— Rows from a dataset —
— START —

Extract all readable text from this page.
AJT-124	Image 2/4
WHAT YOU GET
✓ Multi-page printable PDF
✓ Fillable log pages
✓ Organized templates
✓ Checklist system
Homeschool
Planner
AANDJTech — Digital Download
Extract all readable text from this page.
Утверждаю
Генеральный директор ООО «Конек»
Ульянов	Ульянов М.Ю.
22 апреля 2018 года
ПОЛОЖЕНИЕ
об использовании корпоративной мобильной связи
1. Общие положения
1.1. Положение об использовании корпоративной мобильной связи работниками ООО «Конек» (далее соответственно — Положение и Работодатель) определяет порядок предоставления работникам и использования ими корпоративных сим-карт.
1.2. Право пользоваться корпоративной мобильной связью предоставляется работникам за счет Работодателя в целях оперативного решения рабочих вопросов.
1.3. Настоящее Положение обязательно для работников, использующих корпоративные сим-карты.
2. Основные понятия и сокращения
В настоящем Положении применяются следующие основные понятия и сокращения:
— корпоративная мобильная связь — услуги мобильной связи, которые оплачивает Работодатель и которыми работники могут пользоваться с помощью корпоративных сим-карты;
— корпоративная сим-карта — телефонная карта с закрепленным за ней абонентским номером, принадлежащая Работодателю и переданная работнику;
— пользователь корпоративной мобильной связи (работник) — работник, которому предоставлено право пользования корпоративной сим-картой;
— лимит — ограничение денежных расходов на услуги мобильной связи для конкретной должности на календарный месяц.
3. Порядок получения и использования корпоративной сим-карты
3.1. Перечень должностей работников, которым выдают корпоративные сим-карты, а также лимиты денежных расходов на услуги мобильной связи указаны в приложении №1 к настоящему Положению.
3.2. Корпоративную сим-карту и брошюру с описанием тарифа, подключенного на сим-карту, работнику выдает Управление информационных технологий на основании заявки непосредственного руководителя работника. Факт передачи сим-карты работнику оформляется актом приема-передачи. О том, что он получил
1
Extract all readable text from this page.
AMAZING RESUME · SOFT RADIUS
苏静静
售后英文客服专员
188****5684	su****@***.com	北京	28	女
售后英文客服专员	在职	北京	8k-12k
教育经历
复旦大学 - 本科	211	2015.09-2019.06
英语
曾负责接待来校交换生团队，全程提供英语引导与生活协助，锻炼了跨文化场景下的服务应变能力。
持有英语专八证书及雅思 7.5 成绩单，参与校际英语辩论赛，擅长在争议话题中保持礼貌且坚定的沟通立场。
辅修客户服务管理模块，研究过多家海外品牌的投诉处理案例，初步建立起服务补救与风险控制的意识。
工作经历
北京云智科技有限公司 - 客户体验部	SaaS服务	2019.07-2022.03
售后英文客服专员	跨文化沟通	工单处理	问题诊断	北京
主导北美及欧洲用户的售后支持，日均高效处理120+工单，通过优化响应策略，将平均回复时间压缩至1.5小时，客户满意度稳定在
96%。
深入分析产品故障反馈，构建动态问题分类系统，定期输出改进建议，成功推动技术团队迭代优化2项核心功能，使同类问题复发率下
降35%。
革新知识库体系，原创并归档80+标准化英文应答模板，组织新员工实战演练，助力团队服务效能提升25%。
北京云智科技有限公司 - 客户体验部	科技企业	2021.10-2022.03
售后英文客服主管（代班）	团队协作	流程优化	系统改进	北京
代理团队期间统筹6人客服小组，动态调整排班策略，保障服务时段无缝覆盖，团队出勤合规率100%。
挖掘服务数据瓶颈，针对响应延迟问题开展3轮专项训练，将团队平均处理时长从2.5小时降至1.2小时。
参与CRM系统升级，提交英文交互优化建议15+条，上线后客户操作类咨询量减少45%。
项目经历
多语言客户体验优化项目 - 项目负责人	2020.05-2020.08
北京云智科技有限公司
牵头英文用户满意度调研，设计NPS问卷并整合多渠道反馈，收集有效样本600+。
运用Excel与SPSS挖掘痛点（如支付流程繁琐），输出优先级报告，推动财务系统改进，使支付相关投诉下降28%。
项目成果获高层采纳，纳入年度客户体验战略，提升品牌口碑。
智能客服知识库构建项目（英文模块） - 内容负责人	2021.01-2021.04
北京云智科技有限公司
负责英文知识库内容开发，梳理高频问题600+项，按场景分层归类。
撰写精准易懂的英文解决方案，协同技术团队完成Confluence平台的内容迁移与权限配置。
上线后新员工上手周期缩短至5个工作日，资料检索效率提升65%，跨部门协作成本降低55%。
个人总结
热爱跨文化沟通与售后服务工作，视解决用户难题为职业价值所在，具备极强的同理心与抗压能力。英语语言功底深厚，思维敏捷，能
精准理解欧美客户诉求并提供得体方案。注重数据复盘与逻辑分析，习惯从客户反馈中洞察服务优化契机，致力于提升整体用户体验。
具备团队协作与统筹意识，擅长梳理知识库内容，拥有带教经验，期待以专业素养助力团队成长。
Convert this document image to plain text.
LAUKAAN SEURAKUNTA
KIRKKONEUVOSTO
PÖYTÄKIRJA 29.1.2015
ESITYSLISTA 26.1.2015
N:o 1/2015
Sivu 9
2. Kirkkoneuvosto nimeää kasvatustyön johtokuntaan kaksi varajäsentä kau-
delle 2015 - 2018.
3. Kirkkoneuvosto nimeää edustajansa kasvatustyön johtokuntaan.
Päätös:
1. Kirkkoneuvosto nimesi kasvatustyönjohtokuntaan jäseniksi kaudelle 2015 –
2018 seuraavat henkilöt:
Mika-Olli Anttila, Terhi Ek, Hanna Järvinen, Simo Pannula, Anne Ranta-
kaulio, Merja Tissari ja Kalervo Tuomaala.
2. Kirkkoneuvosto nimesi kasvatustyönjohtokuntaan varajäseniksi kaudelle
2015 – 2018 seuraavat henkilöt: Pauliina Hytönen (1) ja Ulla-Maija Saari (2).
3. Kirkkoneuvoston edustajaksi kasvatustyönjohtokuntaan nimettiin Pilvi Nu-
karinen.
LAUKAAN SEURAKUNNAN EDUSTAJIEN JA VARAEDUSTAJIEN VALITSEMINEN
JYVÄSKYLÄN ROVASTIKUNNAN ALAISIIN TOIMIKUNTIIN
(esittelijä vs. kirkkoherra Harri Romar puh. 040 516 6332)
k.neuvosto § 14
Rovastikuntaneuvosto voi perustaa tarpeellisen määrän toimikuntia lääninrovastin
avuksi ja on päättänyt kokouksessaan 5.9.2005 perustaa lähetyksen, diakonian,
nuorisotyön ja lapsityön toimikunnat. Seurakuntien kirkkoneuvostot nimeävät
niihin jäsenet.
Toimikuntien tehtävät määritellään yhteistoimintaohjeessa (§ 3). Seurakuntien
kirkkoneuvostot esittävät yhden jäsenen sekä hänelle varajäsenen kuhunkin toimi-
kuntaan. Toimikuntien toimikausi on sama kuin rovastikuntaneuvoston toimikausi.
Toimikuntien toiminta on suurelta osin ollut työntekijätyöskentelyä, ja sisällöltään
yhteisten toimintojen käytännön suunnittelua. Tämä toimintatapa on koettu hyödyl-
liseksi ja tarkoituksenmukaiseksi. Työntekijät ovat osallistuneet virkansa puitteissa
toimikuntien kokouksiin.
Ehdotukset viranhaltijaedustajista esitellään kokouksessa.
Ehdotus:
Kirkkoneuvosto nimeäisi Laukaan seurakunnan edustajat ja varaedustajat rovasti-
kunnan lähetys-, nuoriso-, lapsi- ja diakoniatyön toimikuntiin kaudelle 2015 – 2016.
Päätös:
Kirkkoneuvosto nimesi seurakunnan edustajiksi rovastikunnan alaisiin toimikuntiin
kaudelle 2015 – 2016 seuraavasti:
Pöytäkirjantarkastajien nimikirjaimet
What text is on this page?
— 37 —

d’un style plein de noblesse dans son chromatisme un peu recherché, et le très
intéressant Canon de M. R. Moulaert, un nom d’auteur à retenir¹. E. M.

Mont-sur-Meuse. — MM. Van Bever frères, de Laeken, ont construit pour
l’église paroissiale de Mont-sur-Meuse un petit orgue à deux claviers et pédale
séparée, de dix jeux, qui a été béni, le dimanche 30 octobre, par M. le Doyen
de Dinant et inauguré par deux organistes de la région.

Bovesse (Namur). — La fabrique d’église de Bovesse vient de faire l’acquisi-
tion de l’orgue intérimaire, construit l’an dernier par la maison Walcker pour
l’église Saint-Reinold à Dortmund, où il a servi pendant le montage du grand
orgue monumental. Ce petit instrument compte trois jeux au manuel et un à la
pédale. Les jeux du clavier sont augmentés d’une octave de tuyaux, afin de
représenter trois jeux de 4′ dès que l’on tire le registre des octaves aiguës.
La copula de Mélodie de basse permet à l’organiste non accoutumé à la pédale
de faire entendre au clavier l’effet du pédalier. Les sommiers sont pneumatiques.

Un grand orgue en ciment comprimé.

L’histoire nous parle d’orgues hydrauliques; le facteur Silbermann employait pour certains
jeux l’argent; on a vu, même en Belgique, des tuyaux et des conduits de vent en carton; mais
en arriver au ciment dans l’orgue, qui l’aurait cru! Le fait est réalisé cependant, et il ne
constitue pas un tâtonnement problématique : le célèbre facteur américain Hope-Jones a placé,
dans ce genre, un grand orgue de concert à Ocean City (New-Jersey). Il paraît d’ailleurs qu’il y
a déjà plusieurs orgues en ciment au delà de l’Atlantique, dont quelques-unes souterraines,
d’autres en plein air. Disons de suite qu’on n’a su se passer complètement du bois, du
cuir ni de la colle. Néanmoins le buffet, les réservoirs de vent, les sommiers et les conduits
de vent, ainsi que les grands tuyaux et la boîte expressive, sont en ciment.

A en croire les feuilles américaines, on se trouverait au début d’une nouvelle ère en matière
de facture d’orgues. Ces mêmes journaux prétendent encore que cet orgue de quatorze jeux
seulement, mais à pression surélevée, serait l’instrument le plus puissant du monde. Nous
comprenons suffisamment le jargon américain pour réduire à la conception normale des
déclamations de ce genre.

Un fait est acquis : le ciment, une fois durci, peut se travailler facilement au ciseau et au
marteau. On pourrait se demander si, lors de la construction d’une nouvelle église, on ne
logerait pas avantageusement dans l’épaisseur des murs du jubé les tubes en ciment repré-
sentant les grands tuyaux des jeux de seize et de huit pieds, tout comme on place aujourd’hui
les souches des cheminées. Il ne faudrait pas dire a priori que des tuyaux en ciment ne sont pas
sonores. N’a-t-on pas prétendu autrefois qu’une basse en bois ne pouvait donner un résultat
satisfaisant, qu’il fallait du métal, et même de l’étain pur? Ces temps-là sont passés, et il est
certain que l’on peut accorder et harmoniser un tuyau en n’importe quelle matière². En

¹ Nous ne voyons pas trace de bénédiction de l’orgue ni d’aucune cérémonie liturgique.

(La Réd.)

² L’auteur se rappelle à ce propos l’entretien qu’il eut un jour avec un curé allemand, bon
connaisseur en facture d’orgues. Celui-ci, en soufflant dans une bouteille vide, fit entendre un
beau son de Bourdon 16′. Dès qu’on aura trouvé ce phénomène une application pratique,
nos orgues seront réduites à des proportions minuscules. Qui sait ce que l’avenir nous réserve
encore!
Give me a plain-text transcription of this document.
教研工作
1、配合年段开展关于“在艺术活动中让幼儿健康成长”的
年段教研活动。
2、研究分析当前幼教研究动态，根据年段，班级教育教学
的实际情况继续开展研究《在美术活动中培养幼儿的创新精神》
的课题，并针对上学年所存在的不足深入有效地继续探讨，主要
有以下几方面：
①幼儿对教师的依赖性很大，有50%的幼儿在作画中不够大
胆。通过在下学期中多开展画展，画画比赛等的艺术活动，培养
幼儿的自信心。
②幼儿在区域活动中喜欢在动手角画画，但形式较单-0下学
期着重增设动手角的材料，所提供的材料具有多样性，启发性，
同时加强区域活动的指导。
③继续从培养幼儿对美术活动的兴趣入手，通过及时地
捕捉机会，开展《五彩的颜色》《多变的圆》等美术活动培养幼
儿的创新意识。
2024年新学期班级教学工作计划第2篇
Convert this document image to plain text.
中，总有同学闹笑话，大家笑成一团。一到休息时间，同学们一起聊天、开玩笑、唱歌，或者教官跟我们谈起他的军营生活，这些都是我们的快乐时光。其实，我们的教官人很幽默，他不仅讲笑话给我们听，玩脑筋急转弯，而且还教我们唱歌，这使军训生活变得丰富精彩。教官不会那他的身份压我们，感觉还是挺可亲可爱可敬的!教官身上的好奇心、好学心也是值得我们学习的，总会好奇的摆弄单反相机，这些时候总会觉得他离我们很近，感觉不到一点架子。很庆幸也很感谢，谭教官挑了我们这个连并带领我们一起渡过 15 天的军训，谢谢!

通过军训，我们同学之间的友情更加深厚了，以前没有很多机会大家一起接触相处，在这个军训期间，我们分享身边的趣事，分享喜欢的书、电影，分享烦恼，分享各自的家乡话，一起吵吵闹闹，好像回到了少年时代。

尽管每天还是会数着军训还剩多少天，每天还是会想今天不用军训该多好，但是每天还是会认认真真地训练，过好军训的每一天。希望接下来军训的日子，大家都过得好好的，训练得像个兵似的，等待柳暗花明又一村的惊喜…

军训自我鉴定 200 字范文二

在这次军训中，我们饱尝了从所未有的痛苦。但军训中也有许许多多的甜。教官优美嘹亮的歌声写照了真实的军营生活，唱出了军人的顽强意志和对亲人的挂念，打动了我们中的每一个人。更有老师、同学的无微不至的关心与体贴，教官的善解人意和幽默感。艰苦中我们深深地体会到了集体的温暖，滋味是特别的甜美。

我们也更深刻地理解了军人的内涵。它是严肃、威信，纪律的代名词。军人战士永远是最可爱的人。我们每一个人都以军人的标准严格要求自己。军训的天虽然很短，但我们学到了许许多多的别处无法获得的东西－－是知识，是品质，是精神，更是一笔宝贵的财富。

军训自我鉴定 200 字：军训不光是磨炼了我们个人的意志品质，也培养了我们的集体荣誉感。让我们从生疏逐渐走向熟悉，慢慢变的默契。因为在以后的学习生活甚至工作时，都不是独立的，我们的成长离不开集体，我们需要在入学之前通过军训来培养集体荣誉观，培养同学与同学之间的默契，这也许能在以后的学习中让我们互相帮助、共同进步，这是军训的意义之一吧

— END —

Find the lines containing "пользоваться" and pull them out.

1.2. Право пользоваться корпоративной мобильной связью предоставляется работникам за счет Работодателя в целях оперативного решения рабочих вопросов.
— корпоративная мобильная связь — услуги мобильной связи, которые оплачивает Работодатель и которыми работники могут пользоваться с помощью корпоративных сим-карты;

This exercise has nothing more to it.